>> begin

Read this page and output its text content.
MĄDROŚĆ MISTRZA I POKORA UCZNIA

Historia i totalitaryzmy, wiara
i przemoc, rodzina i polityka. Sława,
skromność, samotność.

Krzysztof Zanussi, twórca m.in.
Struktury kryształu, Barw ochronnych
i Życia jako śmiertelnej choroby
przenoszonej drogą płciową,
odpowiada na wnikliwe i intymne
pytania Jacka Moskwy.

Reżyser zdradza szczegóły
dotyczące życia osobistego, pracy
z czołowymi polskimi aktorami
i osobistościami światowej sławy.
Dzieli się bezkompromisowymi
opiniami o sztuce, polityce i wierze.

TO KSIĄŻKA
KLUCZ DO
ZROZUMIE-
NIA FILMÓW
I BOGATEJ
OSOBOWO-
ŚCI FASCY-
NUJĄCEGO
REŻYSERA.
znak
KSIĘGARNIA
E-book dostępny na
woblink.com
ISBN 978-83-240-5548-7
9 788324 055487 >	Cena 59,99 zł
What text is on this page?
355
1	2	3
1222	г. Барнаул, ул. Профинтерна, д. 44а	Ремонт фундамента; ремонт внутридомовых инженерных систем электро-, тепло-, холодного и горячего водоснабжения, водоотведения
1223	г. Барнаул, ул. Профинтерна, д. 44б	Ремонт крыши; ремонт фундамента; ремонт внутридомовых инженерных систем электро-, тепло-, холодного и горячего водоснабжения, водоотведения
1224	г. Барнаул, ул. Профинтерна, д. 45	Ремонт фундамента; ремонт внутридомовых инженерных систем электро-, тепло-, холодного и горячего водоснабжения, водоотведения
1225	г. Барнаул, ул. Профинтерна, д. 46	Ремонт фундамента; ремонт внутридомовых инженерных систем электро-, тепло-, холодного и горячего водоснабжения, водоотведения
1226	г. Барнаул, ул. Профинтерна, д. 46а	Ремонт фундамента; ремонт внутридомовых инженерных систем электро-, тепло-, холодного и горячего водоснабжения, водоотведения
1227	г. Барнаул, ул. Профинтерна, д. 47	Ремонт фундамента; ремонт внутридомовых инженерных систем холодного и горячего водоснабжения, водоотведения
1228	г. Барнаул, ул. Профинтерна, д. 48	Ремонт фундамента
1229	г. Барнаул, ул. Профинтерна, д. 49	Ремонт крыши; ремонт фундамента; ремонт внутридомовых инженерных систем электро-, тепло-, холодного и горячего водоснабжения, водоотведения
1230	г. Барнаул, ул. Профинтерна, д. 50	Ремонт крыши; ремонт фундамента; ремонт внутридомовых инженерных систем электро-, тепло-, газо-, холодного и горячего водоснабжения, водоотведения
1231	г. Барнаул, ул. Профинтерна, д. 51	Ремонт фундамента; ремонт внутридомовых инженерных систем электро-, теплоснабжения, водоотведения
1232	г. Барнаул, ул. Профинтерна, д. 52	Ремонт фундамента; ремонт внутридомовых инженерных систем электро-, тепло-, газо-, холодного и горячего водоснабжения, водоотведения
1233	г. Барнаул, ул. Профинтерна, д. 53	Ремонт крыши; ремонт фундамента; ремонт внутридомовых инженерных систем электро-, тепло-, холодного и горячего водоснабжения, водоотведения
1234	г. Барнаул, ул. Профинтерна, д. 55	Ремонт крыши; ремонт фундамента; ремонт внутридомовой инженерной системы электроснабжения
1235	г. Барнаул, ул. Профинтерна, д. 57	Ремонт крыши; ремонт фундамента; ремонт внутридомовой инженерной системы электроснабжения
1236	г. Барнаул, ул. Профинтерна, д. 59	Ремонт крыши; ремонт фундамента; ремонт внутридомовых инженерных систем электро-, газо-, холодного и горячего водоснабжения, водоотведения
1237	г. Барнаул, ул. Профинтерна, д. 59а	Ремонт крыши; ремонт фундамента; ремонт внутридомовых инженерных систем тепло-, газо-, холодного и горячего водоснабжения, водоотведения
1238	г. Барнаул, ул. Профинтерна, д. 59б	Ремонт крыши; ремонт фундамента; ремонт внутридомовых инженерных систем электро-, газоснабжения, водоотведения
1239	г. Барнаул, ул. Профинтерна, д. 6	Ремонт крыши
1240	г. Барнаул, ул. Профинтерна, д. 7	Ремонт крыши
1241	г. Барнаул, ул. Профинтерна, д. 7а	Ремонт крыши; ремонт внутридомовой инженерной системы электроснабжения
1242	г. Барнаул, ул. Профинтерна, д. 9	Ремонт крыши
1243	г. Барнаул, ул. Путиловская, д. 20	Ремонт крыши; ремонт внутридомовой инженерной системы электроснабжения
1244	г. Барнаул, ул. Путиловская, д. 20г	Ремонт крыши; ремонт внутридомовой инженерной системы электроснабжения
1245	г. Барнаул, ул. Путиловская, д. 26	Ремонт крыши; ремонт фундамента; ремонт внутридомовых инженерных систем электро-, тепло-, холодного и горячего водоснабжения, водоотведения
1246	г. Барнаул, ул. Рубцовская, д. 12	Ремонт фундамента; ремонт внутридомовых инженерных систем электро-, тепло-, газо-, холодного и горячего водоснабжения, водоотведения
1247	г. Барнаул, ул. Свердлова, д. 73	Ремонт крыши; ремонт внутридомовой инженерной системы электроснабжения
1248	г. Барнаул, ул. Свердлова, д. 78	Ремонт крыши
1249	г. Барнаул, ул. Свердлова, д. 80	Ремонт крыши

>> end

EXERCISE AIM =
For each line of the listing that holds the word "text", show that line.

WRITTEN RESPONSE =
Read this page and output its text content.
What text is on this page?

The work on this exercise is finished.